(Rows from a figure dataset)
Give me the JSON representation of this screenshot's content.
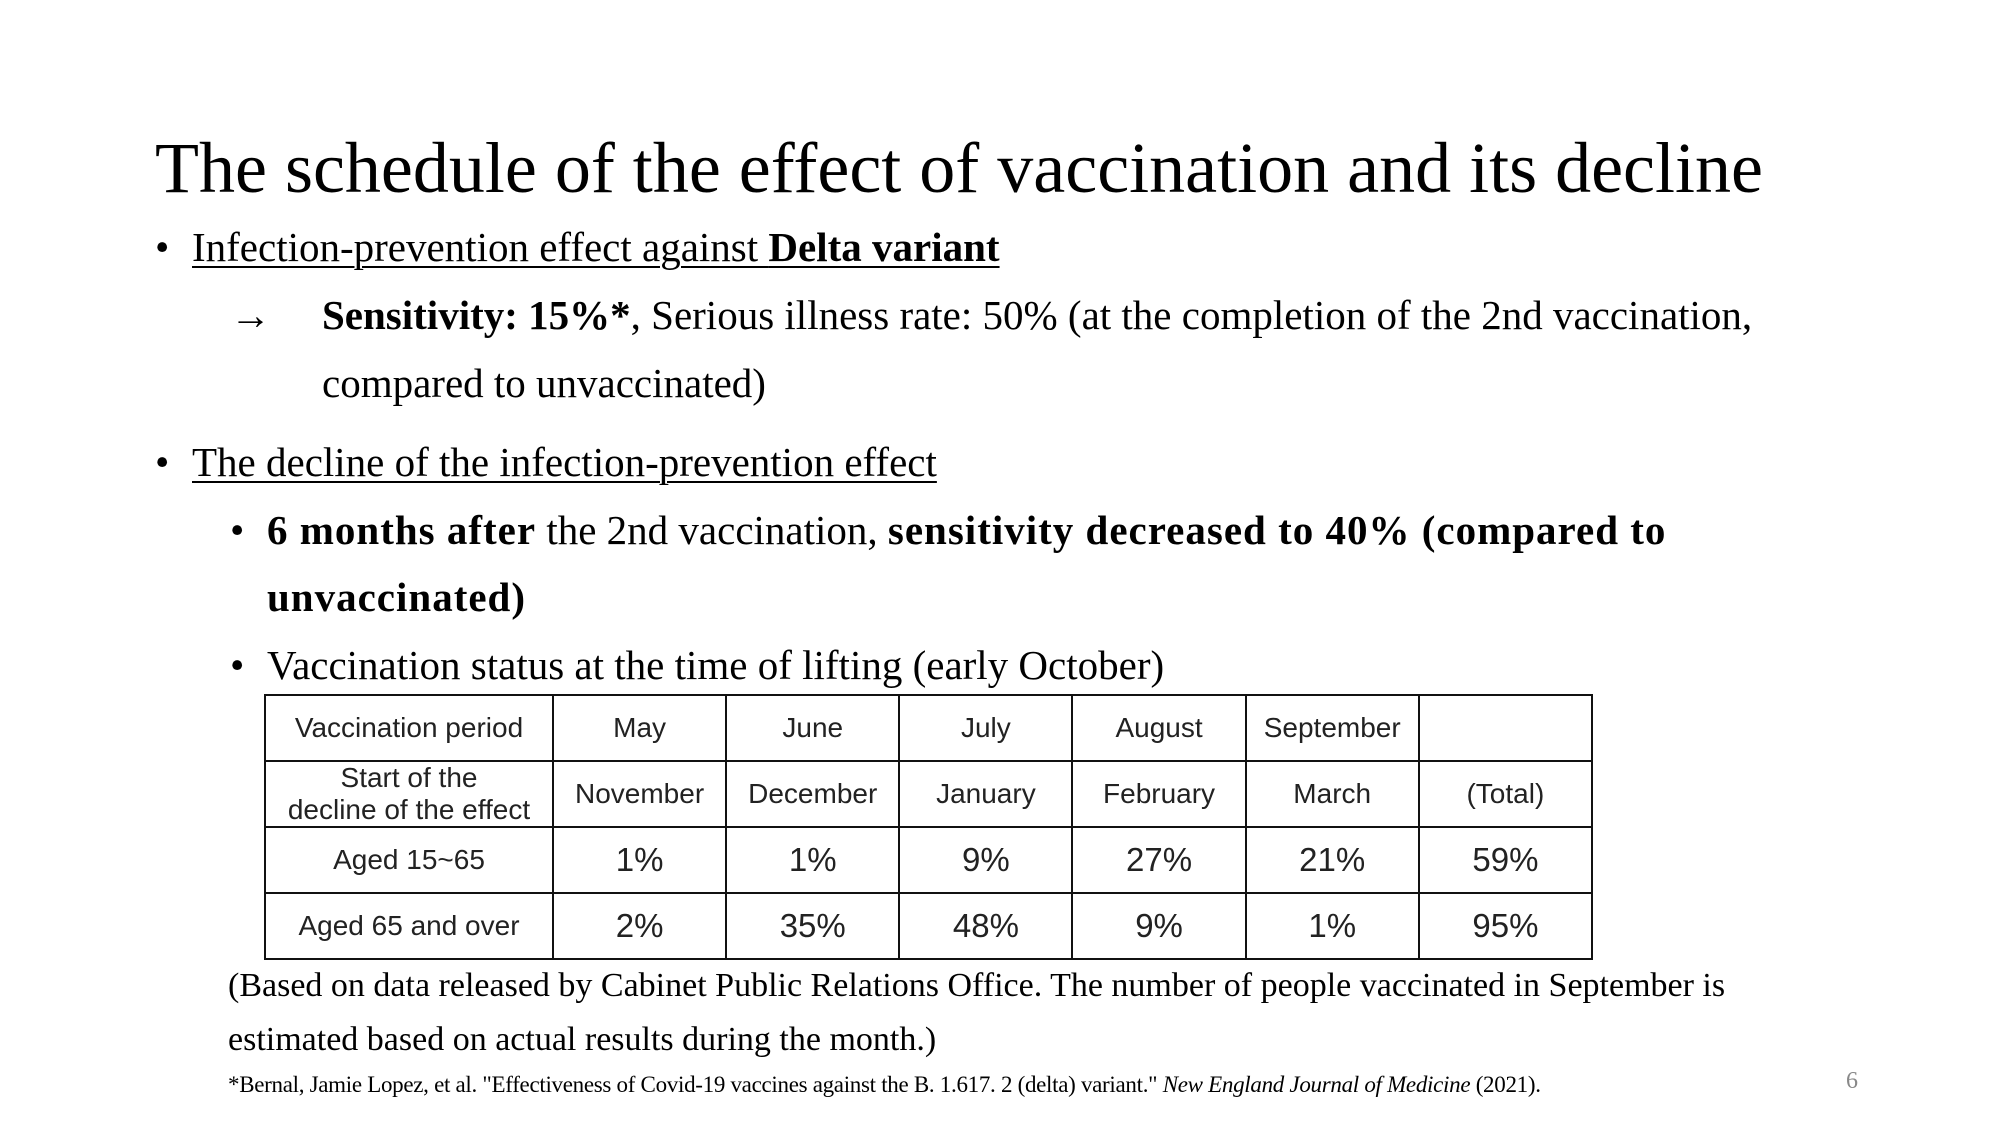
{
  "title": "The schedule of the effect of vaccination and its decline",
  "bullet_char": "•",
  "arrow_char": "→",
  "section1": {
    "heading_prefix": "Infection-prevention effect against ",
    "heading_bold": "Delta variant",
    "detail_bold": "Sensitivity: 15%*",
    "detail_rest": ", Serious illness rate: 50% (at the completion of the 2nd vaccination,",
    "detail_line2": "compared to unvaccinated)"
  },
  "section2": {
    "heading": "The decline of the infection-prevention effect",
    "sub1_bold_a": "6 months after",
    "sub1_normal": " the 2nd vaccination, ",
    "sub1_bold_b": "sensitivity decreased to 40% (compared to",
    "sub1_line2": "unvaccinated)",
    "sub2": "Vaccination status at the time of lifting (early October)"
  },
  "table": {
    "row1": [
      "Vaccination period",
      "May",
      "June",
      "July",
      "August",
      "September",
      ""
    ],
    "row2_label_line1": "Start of the",
    "row2_label_line2": "decline of the effect",
    "row2": [
      "November",
      "December",
      "January",
      "February",
      "March",
      "(Total)"
    ],
    "row3": [
      "Aged 15~65",
      "1%",
      "1%",
      "9%",
      "27%",
      "21%",
      "59%"
    ],
    "row4": [
      "Aged 65 and over",
      "2%",
      "35%",
      "48%",
      "9%",
      "1%",
      "95%"
    ]
  },
  "note_line1": "(Based on data released by Cabinet Public Relations Office. The number of people vaccinated in September is",
  "note_line2": "estimated based on actual results during the month.)",
  "reference": {
    "prefix": "*Bernal, Jamie Lopez, et al. \"Effectiveness of Covid-19 vaccines against the B. 1.617. 2 (delta) variant.\" ",
    "journal": "New England Journal of Medicine",
    "suffix": " (2021)."
  },
  "page_number": "6"
}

What you are asked to do =
Transcribe the full listing above exactly, with the images removed.

Written reply =
Give me the JSON representation of this screenshot's content.
{
  "title": "The schedule of the effect of vaccination and its decline",
  "bullet_char": "•",
  "arrow_char": "→",
  "section1": {
    "heading_prefix": "Infection-prevention effect against ",
    "heading_bold": "Delta variant",
    "detail_bold": "Sensitivity: 15%*",
    "detail_rest": ", Serious illness rate: 50% (at the completion of the 2nd vaccination,",
    "detail_line2": "compared to unvaccinated)"
  },
  "section2": {
    "heading": "The decline of the infection-prevention effect",
    "sub1_bold_a": "6 months after",
    "sub1_normal": " the 2nd vaccination, ",
    "sub1_bold_b": "sensitivity decreased to 40% (compared to",
    "sub1_line2": "unvaccinated)",
    "sub2": "Vaccination status at the time of lifting (early October)"
  },
  "table": {
    "row1": [
      "Vaccination period",
      "May",
      "June",
      "July",
      "August",
      "September",
      ""
    ],
    "row2_label_line1": "Start of the",
    "row2_label_line2": "decline of the effect",
    "row2": [
      "November",
      "December",
      "January",
      "February",
      "March",
      "(Total)"
    ],
    "row3": [
      "Aged 15~65",
      "1%",
      "1%",
      "9%",
      "27%",
      "21%",
      "59%"
    ],
    "row4": [
      "Aged 65 and over",
      "2%",
      "35%",
      "48%",
      "9%",
      "1%",
      "95%"
    ]
  },
  "note_line1": "(Based on data released by Cabinet Public Relations Office. The number of people vaccinated in September is",
  "note_line2": "estimated based on actual results during the month.)",
  "reference": {
    "prefix": "*Bernal, Jamie Lopez, et al. \"Effectiveness of Covid-19 vaccines against the B. 1.617. 2 (delta) variant.\" ",
    "journal": "New England Journal of Medicine",
    "suffix": " (2021)."
  },
  "page_number": "6"
}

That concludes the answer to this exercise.